## Quoted passage
= Beginning of Section =

1. No dead code - when deprecating or replacing code, always try to fully replace older code and, once it's no longer in use, delete it and related texts.
2. DRY - please always architect code for maximal dryness and always see if you can consolidate related code and remove duplicative code.
3. Single Responsibility Principle - Generally, ensure that each module / script has a single purpose or related purpose.
4. No magic numbers - we have constants files in opencontractserver/constants/ (backend) and frontend/src/assets/configurations/constants.ts (frontend). Use them for any hardcoded values.
5. Don't touch old tests without permission - if pre-existing tests fail after changes, try to identify why and present user with root cause analysis. If the test logic is correct but expectations need updating due to intentional behavior changes, document the change clearly.

= End of Section =

## Dataset excerpts
= Beginning of Section =

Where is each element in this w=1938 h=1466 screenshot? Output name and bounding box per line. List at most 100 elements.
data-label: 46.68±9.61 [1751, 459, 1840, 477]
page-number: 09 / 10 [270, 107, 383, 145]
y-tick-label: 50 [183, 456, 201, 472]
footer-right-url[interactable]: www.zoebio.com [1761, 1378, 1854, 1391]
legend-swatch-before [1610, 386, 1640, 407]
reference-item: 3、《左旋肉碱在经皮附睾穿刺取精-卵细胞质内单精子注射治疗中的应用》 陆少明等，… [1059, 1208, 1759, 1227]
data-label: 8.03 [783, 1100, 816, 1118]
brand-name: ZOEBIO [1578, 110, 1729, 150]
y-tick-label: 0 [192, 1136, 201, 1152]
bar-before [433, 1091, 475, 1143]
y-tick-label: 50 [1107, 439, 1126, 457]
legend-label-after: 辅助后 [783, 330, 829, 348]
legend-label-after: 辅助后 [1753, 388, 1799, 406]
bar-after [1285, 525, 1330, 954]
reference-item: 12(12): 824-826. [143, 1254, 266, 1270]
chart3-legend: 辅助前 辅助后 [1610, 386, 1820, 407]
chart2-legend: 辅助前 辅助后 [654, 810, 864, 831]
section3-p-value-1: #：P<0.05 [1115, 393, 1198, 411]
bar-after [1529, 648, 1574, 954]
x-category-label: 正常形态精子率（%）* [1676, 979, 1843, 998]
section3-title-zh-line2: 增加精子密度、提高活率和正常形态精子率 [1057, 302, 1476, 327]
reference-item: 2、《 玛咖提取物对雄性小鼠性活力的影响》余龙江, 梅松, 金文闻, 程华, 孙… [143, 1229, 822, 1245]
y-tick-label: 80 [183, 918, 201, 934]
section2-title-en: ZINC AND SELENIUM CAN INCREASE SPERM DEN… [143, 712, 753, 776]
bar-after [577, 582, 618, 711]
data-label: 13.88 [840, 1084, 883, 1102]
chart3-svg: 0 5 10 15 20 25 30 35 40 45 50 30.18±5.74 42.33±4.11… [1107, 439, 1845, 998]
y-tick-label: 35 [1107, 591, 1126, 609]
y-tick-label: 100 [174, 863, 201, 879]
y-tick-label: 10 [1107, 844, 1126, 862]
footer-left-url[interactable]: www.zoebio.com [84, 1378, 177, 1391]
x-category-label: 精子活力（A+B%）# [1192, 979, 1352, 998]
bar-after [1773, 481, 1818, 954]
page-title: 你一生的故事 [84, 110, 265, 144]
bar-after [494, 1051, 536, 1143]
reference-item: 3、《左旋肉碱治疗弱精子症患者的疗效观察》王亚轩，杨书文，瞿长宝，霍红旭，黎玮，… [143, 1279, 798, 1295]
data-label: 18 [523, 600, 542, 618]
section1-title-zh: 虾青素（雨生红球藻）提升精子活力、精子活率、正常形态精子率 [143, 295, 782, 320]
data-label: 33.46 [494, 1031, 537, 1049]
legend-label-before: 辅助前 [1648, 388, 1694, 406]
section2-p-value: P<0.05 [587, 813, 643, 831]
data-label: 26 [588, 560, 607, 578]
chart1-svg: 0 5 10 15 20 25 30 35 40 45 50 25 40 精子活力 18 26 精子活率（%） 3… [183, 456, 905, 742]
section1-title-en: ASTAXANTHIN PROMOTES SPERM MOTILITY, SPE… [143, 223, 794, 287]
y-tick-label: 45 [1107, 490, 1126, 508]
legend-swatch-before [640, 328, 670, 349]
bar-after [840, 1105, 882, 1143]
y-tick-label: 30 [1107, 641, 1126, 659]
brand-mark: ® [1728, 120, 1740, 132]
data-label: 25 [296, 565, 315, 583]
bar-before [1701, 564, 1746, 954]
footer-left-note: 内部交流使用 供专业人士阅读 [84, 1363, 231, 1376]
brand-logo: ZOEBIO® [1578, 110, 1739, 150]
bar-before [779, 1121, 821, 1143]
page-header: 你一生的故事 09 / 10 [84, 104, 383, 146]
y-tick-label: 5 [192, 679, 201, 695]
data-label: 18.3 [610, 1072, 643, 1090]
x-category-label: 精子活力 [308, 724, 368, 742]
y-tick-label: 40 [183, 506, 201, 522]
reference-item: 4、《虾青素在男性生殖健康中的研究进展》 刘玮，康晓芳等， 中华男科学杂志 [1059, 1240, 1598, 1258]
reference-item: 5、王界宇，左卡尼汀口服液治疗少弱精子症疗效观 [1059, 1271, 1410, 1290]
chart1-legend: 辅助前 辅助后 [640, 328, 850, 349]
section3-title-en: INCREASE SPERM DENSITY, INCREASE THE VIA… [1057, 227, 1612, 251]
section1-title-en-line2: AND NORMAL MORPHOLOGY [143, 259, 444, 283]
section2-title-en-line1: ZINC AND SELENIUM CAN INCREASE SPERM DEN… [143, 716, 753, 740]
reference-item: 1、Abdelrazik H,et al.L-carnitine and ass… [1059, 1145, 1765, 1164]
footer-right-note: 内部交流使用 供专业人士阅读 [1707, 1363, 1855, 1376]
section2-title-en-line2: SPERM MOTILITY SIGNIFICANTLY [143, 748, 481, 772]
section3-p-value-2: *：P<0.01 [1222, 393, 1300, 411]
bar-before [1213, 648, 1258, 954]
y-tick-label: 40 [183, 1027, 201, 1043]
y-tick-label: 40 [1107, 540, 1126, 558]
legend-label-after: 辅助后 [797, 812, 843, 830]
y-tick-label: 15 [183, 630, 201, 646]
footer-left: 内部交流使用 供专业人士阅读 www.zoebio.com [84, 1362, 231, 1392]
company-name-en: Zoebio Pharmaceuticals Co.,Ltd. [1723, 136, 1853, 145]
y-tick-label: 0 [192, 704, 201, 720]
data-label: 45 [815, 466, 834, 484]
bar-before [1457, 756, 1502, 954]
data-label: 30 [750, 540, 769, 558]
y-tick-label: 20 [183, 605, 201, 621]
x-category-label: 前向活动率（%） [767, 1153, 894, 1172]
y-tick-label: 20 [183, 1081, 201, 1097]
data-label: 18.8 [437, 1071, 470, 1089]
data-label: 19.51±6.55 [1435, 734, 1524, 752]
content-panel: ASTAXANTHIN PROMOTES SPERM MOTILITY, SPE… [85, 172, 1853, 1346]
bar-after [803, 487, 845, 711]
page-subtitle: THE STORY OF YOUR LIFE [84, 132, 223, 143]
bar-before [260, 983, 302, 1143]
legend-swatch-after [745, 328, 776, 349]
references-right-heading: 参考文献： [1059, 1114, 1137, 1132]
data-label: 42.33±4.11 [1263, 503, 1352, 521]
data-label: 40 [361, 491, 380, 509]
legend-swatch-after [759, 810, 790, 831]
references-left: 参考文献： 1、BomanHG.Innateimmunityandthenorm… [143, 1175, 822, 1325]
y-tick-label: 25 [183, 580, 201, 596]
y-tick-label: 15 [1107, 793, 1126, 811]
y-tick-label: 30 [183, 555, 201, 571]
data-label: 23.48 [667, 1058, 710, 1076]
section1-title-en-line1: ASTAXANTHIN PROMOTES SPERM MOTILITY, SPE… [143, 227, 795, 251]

= End of Section =

## What to produce
Retype the coding guidelines at the top, word for word and with the same numbering.

## Task result
1. No dead code - when deprecating or replacing code, always try to fully replace older code and, once it's no longer in use, delete it and related texts.
2. DRY - please always architect code for maximal dryness and always see if you can consolidate related code and remove duplicative code.
3. Single Responsibility Principle - Generally, ensure that each module / script has a single purpose or related purpose.
4. No magic numbers - we have constants files in opencontractserver/constants/ (backend) and frontend/src/assets/configurations/constants.ts (frontend). Use them for any hardcoded values.
5. Don't touch old tests without permission - if pre-existing tests fail after changes, try to identify why and present user with root cause analysis. If the test logic is correct but expectations need updating due to intentional behavior changes, document the change clearly.